**Available data**

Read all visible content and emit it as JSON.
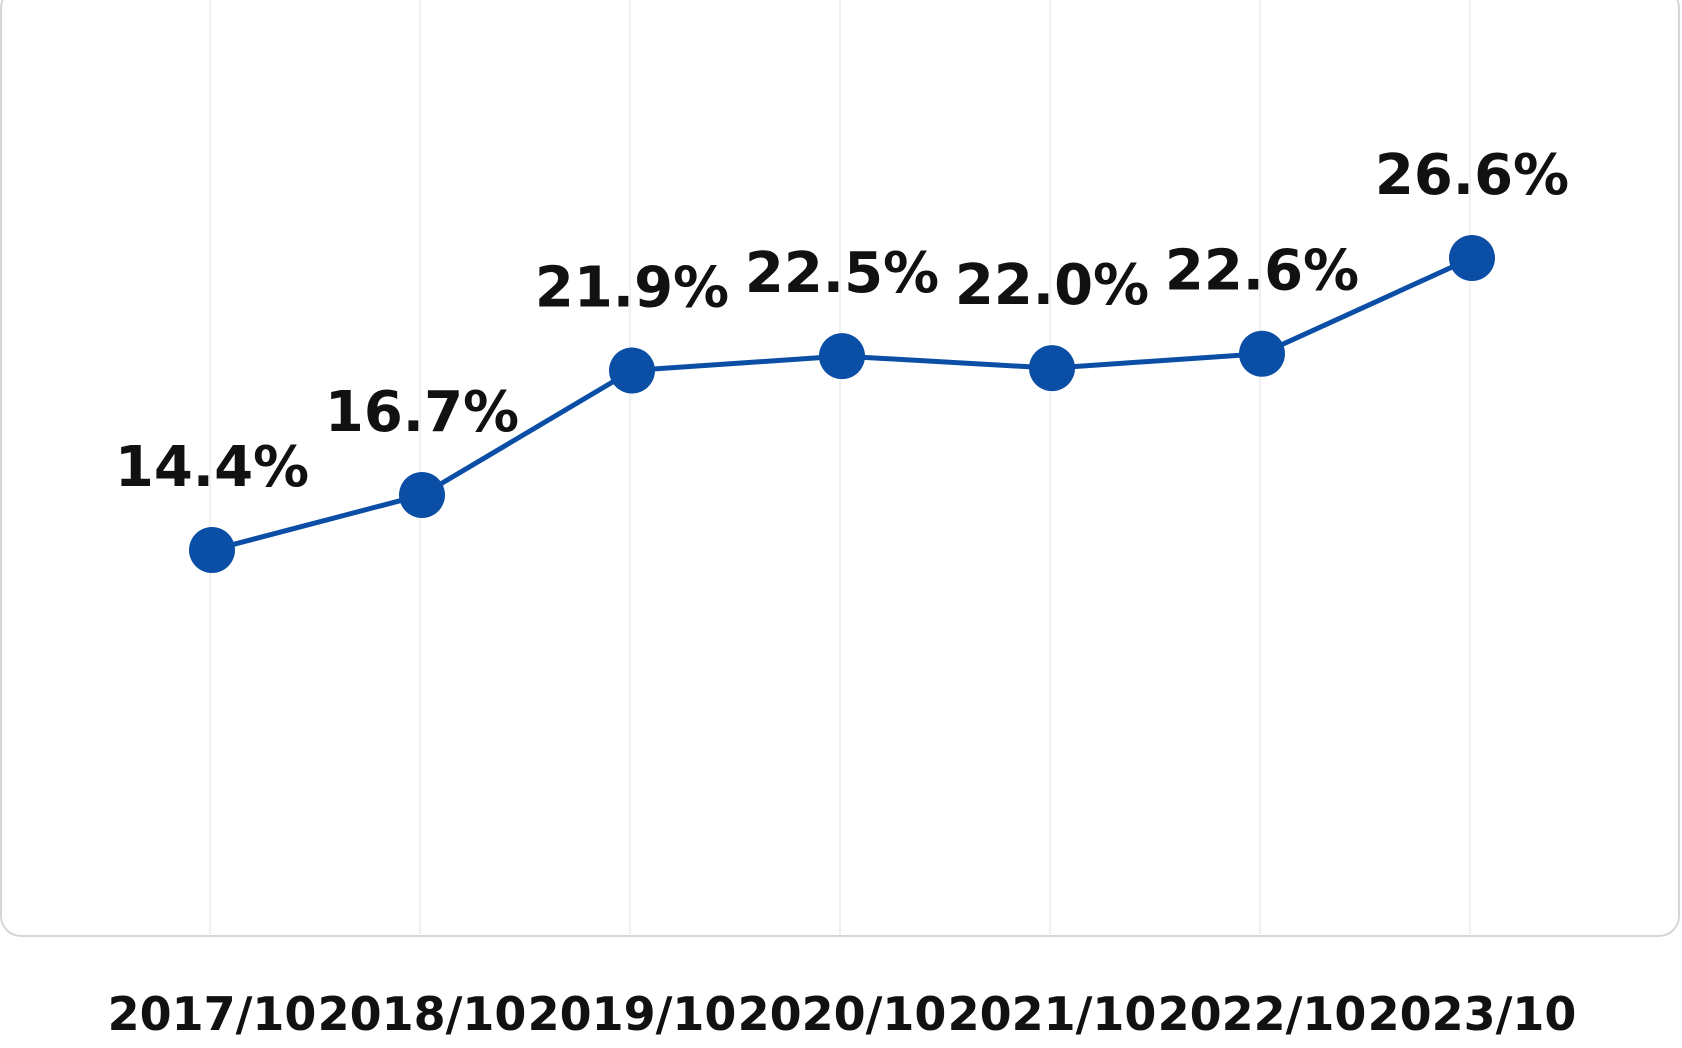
{
  "chart_data": {
    "type": "line",
    "categories": [
      "2017/10",
      "2018/10",
      "2019/10",
      "2020/10",
      "2021/10",
      "2022/10",
      "2023/10"
    ],
    "series": [
      {
        "values": [
          14.4,
          16.7,
          21.9,
          22.5,
          22.0,
          22.6,
          26.6
        ],
        "data_labels": [
          "14.4%",
          "16.7%",
          "21.9%",
          "22.5%",
          "22.0%",
          "22.6%",
          "26.6%"
        ]
      }
    ],
    "title": "",
    "xlabel": "",
    "ylabel": "",
    "ylim": [
      0,
      35
    ],
    "y_axis_visible": false,
    "grid": "vertical",
    "legend": "none",
    "colors": {
      "series": "#0b4ea6",
      "grid": "#ebebeb",
      "frame": "#d6d6d6",
      "text": "#111111"
    }
  }
}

**Direction**
Copy the whole listing above word for word but do not carry over the pictures.

**Solution**
Read all visible content and emit it as JSON.
{
  "chart_data": {
    "type": "line",
    "categories": [
      "2017/10",
      "2018/10",
      "2019/10",
      "2020/10",
      "2021/10",
      "2022/10",
      "2023/10"
    ],
    "series": [
      {
        "values": [
          14.4,
          16.7,
          21.9,
          22.5,
          22.0,
          22.6,
          26.6
        ],
        "data_labels": [
          "14.4%",
          "16.7%",
          "21.9%",
          "22.5%",
          "22.0%",
          "22.6%",
          "26.6%"
        ]
      }
    ],
    "title": "",
    "xlabel": "",
    "ylabel": "",
    "ylim": [
      0,
      35
    ],
    "y_axis_visible": false,
    "grid": "vertical",
    "legend": "none",
    "colors": {
      "series": "#0b4ea6",
      "grid": "#ebebeb",
      "frame": "#d6d6d6",
      "text": "#111111"
    }
  }
}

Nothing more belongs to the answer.